[Dataset excerpts]
____

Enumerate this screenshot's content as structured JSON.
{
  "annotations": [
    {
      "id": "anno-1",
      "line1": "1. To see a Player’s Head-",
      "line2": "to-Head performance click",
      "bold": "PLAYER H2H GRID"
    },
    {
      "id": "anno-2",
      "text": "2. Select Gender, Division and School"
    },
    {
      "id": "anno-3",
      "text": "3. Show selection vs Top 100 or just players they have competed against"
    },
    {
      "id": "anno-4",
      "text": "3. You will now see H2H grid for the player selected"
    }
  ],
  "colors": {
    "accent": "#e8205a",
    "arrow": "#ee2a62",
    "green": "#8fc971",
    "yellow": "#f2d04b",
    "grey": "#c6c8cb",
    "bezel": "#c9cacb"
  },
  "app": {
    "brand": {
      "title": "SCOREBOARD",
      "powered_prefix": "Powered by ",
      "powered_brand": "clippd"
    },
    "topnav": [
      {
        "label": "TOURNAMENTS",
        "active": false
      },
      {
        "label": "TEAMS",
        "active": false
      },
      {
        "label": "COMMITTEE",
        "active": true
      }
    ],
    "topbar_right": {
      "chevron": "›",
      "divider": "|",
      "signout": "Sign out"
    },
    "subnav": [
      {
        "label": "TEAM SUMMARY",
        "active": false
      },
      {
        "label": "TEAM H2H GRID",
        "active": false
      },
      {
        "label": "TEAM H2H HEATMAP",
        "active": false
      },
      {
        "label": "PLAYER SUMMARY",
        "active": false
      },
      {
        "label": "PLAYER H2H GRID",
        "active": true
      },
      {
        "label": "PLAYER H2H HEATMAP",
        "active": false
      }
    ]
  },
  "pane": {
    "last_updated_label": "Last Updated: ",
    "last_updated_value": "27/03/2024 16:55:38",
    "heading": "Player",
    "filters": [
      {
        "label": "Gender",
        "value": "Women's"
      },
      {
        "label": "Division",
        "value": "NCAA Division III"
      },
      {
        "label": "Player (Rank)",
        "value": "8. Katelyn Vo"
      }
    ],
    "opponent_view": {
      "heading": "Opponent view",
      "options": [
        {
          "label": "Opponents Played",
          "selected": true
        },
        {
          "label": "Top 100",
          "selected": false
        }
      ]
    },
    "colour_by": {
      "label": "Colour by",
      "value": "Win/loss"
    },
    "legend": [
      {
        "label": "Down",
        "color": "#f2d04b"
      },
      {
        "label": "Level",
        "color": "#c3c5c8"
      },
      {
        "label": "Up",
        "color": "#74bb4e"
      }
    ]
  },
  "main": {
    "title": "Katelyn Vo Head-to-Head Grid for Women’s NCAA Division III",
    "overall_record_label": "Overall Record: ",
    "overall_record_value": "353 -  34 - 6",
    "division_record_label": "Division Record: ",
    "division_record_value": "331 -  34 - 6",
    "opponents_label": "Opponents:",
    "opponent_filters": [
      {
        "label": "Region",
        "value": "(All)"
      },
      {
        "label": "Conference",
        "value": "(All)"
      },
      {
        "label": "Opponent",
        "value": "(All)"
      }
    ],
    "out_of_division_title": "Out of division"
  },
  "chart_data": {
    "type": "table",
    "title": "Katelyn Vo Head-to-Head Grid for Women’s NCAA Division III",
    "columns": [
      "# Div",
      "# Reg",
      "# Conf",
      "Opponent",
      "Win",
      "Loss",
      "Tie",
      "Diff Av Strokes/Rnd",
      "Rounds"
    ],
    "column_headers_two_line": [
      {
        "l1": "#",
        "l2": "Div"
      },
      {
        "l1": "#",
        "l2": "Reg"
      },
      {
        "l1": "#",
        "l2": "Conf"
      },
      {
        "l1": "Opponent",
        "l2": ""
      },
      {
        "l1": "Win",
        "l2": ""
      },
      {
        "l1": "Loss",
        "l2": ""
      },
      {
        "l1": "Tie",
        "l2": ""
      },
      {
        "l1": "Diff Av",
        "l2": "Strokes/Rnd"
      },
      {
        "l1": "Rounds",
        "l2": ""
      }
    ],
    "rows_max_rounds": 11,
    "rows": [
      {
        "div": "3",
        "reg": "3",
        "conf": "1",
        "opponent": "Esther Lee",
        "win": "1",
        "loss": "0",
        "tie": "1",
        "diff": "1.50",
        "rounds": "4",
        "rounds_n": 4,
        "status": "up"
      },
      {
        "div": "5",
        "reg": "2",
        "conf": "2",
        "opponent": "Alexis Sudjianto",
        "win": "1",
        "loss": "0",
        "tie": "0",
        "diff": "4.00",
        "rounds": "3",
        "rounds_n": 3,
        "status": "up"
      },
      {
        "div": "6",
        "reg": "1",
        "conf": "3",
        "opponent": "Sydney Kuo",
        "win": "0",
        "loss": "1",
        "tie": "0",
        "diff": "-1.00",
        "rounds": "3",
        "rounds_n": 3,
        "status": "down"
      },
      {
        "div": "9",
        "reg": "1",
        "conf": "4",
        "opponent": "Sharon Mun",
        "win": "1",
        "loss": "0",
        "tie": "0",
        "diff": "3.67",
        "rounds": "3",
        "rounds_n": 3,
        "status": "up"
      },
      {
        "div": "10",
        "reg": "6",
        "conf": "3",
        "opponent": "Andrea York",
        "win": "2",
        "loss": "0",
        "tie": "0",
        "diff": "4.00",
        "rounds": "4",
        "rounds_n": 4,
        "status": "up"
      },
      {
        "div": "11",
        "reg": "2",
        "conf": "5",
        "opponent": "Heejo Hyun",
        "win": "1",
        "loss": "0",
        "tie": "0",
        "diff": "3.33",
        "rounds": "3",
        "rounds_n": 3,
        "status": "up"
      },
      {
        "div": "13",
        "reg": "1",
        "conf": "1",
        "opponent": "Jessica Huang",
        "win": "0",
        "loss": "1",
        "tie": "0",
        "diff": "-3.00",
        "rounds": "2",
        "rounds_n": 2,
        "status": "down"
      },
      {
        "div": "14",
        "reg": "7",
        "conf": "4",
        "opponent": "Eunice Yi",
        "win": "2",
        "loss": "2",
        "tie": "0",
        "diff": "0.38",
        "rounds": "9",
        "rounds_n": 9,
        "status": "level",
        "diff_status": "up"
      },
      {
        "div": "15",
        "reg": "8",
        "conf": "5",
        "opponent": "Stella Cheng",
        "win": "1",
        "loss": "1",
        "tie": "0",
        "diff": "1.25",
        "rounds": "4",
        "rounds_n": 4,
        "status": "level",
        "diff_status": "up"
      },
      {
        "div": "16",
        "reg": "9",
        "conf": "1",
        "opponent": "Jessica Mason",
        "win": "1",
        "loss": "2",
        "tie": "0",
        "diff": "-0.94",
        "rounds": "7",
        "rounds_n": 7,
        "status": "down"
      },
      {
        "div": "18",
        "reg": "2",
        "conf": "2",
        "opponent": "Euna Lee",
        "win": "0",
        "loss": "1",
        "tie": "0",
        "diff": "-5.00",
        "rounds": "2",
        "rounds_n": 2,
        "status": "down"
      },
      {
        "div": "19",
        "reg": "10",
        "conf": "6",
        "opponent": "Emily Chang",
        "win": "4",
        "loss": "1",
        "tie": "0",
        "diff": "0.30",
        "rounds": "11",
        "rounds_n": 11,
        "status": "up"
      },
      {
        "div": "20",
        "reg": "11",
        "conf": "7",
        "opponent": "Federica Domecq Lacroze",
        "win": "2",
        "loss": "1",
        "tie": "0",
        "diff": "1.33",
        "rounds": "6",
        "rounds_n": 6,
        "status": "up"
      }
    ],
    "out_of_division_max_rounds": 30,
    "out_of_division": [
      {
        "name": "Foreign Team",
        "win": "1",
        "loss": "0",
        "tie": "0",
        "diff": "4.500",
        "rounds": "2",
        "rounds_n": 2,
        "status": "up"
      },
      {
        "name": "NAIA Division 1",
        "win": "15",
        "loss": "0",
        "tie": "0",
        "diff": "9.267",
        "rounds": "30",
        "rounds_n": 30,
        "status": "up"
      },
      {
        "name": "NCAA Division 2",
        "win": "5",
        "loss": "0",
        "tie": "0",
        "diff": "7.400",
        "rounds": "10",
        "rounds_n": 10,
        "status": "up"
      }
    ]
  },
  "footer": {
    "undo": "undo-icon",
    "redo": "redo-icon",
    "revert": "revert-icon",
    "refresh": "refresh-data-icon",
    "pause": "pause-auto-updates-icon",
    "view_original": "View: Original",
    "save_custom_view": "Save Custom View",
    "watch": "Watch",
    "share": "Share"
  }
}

____

### Exercise objective
Only lines holding the string "Jessica" are wanted; gather each one from the entries above.

### Reply to the exercise
        "opponent": "Jessica Huang",
        "opponent": "Jessica Mason",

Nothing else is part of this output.